Stored items from a collection
┄┄┄┄┄┄┄┄┄┄┄┄┄┄┄┄┄┄┄┄

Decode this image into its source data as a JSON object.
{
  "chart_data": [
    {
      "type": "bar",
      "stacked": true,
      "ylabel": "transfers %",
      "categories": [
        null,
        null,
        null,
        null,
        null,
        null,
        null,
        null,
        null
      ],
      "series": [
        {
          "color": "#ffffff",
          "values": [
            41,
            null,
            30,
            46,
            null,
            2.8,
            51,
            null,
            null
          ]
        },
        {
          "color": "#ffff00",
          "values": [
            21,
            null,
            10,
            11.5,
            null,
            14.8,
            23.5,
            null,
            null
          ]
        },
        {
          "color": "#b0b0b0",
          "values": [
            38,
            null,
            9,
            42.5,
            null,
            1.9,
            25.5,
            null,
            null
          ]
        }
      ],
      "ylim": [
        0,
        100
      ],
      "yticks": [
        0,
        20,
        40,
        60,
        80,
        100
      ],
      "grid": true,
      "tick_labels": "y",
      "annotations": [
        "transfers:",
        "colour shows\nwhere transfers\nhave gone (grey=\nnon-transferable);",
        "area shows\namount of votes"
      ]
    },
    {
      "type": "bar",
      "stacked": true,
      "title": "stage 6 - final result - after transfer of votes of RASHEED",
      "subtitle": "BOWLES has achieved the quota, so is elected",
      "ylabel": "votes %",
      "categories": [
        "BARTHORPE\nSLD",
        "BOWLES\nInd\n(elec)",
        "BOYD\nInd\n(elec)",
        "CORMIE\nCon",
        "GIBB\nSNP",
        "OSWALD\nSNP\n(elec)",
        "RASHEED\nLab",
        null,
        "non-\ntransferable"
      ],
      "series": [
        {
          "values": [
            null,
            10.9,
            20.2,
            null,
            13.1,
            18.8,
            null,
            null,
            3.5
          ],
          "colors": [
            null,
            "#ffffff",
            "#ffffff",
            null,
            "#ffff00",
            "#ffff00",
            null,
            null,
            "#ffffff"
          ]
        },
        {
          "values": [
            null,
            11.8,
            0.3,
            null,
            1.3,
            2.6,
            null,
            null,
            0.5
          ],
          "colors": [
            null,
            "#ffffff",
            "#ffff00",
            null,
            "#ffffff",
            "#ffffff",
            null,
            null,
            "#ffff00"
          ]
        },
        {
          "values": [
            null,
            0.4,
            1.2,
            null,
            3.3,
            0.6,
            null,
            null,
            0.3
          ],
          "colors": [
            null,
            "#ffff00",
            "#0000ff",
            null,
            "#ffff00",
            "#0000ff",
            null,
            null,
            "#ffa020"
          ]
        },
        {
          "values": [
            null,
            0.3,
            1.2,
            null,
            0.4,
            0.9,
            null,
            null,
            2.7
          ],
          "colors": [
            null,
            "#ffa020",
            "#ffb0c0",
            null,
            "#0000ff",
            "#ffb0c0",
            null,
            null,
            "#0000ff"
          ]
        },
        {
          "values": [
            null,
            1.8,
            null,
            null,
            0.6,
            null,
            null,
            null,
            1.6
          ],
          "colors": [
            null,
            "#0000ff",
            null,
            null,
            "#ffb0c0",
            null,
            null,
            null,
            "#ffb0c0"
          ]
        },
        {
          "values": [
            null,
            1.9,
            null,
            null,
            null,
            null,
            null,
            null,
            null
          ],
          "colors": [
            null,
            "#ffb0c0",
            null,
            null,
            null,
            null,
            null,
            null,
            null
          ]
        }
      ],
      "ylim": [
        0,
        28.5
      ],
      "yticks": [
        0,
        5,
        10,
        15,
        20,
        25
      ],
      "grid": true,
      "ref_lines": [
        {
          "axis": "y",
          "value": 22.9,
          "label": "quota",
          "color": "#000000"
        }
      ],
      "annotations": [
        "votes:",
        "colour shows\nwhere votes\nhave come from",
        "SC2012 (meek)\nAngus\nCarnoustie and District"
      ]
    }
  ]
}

┄┄┄┄┄┄┄┄┄┄┄┄┄┄┄┄┄┄┄┄

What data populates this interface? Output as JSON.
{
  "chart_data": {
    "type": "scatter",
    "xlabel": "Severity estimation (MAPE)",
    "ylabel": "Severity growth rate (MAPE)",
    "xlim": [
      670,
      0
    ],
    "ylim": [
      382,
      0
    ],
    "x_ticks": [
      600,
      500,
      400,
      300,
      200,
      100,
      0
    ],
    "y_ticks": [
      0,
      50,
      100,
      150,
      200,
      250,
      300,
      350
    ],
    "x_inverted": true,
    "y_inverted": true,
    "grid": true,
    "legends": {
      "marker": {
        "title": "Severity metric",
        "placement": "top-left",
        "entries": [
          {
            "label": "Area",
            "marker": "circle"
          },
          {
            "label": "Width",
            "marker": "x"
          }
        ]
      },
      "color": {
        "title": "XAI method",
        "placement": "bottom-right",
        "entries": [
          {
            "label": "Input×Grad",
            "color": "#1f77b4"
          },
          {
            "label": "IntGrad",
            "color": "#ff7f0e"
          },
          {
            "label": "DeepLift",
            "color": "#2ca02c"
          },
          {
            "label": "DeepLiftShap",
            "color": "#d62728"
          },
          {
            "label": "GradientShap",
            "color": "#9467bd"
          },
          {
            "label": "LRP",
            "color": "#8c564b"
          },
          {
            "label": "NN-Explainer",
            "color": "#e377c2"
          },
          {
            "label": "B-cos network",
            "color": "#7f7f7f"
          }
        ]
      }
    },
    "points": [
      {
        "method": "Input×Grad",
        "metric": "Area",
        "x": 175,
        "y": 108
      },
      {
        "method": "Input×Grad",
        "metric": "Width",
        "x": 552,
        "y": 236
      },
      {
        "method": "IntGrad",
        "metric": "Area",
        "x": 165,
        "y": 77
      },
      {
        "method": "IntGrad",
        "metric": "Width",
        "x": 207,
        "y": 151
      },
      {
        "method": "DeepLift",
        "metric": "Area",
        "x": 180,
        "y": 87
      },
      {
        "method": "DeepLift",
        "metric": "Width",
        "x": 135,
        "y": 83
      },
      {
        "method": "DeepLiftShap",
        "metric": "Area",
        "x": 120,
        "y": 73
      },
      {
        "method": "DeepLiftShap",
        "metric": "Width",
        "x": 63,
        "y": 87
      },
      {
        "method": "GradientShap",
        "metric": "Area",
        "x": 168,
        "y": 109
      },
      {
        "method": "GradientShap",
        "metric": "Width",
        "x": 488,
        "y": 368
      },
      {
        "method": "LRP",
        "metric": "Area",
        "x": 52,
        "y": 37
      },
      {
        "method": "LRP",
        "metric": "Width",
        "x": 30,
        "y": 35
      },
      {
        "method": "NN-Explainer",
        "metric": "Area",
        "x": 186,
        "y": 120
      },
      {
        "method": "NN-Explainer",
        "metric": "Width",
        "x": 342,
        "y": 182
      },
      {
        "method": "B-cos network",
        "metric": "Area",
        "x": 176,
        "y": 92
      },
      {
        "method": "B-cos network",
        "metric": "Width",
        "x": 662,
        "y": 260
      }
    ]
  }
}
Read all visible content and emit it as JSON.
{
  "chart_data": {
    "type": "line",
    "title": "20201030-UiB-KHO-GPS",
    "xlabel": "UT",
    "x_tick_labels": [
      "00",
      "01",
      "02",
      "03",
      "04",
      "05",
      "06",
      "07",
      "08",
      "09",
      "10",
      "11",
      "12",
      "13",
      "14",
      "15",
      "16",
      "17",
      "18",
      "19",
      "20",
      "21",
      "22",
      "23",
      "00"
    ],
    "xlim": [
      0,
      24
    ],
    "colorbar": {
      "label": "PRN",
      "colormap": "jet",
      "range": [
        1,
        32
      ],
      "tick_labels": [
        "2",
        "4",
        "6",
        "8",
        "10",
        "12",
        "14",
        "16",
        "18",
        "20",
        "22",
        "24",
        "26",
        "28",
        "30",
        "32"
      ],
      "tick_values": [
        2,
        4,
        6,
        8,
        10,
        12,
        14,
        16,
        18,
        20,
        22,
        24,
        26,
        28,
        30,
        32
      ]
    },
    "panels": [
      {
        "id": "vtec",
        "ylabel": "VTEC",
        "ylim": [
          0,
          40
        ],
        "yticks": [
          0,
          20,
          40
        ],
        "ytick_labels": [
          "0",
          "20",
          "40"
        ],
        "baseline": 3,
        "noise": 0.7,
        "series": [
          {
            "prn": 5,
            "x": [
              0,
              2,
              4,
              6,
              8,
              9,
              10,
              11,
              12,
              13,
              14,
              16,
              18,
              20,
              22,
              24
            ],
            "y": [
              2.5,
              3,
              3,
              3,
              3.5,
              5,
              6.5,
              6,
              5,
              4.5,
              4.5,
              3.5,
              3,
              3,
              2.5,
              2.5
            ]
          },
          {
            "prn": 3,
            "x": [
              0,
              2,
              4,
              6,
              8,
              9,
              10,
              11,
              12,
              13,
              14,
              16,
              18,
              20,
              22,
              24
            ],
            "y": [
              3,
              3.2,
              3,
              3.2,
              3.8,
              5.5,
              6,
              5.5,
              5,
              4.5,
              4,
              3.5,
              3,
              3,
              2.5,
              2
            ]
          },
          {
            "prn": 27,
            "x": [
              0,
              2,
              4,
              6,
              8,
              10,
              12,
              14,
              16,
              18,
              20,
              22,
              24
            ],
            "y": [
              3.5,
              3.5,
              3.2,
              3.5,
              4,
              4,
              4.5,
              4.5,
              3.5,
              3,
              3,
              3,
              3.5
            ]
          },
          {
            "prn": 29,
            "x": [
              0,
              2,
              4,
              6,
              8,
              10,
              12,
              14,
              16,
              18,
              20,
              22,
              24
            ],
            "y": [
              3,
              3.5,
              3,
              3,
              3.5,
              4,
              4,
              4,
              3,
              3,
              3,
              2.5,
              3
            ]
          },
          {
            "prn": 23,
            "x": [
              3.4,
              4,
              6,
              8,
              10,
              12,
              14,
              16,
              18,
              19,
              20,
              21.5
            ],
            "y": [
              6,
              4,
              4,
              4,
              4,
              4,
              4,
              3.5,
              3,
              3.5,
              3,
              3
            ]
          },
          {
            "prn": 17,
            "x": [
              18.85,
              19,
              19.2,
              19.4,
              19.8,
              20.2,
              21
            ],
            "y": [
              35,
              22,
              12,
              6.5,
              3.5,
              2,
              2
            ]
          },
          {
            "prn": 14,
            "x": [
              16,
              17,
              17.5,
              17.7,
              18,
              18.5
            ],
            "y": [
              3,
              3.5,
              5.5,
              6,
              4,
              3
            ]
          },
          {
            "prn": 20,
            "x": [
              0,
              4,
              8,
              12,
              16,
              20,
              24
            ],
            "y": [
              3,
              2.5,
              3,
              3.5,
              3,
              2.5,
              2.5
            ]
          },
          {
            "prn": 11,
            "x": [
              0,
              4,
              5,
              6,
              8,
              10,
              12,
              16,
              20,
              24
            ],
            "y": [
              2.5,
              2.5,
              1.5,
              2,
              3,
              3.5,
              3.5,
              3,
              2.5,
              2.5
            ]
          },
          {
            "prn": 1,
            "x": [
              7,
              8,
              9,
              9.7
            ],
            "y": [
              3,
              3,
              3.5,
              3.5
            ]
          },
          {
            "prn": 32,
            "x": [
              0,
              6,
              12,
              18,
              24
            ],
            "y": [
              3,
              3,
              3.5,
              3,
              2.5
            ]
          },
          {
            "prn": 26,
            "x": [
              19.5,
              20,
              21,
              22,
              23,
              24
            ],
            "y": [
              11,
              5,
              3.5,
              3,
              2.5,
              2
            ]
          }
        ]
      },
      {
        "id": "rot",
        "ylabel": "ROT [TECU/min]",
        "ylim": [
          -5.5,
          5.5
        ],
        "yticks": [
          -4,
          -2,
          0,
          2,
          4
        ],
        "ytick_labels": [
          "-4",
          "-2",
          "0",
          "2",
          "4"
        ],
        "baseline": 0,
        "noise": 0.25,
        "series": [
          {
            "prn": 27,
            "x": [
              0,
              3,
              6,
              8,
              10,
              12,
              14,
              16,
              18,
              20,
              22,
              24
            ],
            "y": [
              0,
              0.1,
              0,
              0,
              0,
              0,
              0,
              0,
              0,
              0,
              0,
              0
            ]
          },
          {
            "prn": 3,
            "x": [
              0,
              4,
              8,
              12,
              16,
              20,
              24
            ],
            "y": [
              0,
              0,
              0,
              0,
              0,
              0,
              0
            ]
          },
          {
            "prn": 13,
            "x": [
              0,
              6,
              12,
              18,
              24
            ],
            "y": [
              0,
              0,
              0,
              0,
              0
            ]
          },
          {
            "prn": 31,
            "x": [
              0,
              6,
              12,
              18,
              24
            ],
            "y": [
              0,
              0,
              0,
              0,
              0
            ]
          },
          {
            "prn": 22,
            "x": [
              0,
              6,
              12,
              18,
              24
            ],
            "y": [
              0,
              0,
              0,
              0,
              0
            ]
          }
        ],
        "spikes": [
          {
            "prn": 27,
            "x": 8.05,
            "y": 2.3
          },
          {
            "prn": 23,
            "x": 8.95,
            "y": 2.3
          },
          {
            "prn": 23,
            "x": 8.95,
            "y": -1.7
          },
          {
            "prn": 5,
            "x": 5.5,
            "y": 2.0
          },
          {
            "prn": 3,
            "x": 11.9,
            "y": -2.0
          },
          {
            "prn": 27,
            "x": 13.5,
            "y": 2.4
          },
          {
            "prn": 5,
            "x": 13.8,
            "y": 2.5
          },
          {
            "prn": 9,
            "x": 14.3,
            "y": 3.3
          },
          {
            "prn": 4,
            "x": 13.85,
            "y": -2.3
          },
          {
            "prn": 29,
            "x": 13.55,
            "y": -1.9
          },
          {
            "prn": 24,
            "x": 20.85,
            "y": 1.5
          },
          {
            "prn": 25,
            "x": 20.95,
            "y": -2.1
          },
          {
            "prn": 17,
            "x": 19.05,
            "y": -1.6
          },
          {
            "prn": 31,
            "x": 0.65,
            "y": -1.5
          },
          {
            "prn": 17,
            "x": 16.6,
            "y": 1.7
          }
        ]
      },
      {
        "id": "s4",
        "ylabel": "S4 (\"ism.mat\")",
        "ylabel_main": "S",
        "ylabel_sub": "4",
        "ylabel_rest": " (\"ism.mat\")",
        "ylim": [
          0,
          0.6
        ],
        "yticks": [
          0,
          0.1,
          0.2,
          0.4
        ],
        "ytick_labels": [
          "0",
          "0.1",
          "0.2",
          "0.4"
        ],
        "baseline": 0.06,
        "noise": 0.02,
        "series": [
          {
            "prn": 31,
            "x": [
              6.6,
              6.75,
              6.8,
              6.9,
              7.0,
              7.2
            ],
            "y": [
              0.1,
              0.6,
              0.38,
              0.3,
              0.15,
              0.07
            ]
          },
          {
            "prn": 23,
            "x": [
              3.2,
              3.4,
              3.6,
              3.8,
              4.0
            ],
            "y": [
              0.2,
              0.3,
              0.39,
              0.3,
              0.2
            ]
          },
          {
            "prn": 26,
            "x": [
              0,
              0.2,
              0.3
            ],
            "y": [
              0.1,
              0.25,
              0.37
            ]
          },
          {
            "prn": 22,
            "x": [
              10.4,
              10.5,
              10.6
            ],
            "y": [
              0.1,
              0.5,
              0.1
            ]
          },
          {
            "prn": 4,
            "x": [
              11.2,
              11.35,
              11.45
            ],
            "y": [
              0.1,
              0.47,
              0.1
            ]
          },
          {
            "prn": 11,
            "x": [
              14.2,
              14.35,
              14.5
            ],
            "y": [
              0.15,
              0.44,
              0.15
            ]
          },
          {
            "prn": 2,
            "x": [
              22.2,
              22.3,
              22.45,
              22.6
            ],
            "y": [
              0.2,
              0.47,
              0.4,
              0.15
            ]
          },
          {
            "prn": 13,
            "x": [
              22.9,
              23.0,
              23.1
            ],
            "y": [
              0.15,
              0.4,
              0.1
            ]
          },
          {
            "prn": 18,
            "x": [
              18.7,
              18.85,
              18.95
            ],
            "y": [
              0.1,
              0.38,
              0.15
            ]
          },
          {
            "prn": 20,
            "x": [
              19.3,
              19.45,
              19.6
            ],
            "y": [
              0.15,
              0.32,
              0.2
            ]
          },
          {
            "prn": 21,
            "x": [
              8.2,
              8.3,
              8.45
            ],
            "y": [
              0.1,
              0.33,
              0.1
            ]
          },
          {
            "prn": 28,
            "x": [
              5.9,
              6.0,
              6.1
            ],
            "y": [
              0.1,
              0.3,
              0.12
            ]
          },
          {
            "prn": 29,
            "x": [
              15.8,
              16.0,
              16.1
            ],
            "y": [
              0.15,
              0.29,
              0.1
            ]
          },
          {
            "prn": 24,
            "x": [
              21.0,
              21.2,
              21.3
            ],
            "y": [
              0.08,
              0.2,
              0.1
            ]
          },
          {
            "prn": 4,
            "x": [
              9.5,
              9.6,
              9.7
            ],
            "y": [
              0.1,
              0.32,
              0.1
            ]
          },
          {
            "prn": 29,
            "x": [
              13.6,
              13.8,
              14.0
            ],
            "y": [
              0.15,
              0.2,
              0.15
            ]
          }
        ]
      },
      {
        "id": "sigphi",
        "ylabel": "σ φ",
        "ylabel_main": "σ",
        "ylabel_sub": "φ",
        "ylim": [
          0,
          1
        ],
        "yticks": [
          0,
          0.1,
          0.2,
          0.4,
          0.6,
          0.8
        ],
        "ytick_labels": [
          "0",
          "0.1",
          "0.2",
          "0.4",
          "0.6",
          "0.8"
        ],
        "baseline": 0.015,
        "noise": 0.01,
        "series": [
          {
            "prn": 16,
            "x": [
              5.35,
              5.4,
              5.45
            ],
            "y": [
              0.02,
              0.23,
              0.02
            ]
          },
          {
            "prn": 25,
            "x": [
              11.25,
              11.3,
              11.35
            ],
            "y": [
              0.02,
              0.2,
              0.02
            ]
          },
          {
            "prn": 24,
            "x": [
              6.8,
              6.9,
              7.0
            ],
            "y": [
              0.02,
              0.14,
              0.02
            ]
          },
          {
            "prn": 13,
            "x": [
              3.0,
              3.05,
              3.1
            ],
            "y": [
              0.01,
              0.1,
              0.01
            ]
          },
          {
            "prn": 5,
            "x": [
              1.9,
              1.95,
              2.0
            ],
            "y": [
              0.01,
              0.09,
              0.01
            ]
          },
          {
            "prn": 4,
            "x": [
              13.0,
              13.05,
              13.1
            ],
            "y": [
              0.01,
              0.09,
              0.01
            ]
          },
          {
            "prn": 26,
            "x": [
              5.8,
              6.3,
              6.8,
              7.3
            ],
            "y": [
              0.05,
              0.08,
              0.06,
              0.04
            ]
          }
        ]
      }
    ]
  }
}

┄┄┄┄┄┄┄┄┄┄┄┄┄┄┄┄┄┄┄┄

REQUIREMENTS: Report how many lines in the data contain the word "BOWLES", with no words besides the number.

SOLUTION TO THIS TASK: 2